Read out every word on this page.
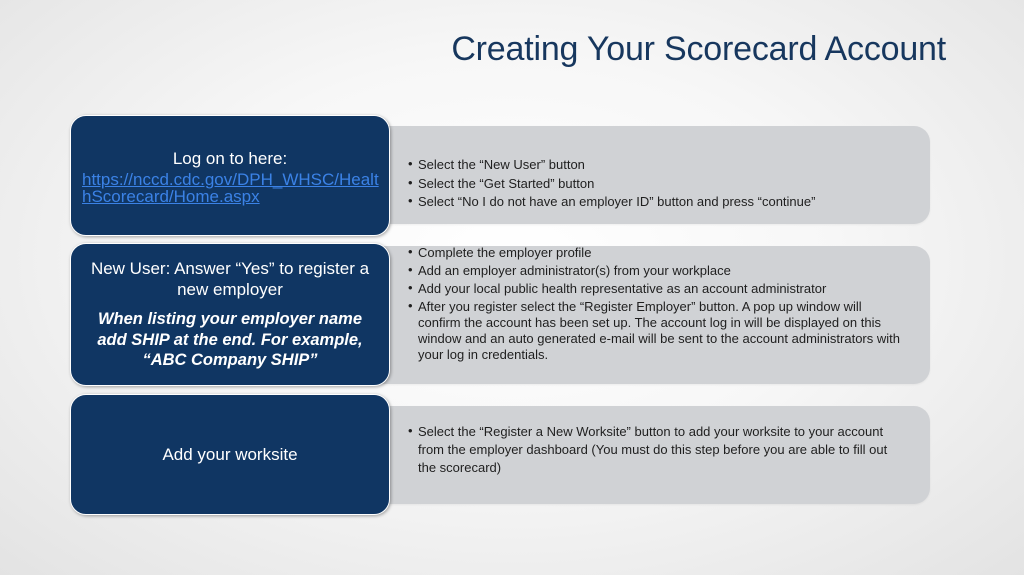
Creating Your Scorecard Account
Log on to here:
https://nccd.cdc.gov/DPH_WHSC/HealthScorecard/Home.aspx
• Select the “New User” button
• Select the “Get Started” button
• Select “No I do not have an employer ID” button and press “continue”
New User: Answer “Yes” to register a new employer
When listing your employer name add SHIP at the end. For example, “ABC Company SHIP”
• Complete the employer profile
• Add an employer administrator(s) from your workplace
• Add your local public health representative as an account administrator
• After you register select the “Register Employer” button. A pop up window will confirm the account has been set up. The account log in will be displayed on this window and an auto generated e-mail will be sent to the account administrators with your log in credentials.
Add your worksite
• Select the “Register a New Worksite” button to add your worksite to your account from the employer dashboard (You must do this step before you are able to fill out the scorecard)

Written request — Without the pictures, restate all of the entries above verbatim.

The result —
Read out every word on this page.
Creating Your Scorecard Account
Log on to here:
https://nccd.cdc.gov/DPH_WHSC/HealthScorecard/Home.aspx
• Select the “New User” button
• Select the “Get Started” button
• Select “No I do not have an employer ID” button and press “continue”
New User: Answer “Yes” to register a new employer
When listing your employer name add SHIP at the end. For example, “ABC Company SHIP”
• Complete the employer profile
• Add an employer administrator(s) from your workplace
• Add your local public health representative as an account administrator
• After you register select the “Register Employer” button. A pop up window will confirm the account has been set up. The account log in will be displayed on this window and an auto generated e-mail will be sent to the account administrators with your log in credentials.
Add your worksite
• Select the “Register a New Worksite” button to add your worksite to your account from the employer dashboard (You must do this step before you are able to fill out the scorecard)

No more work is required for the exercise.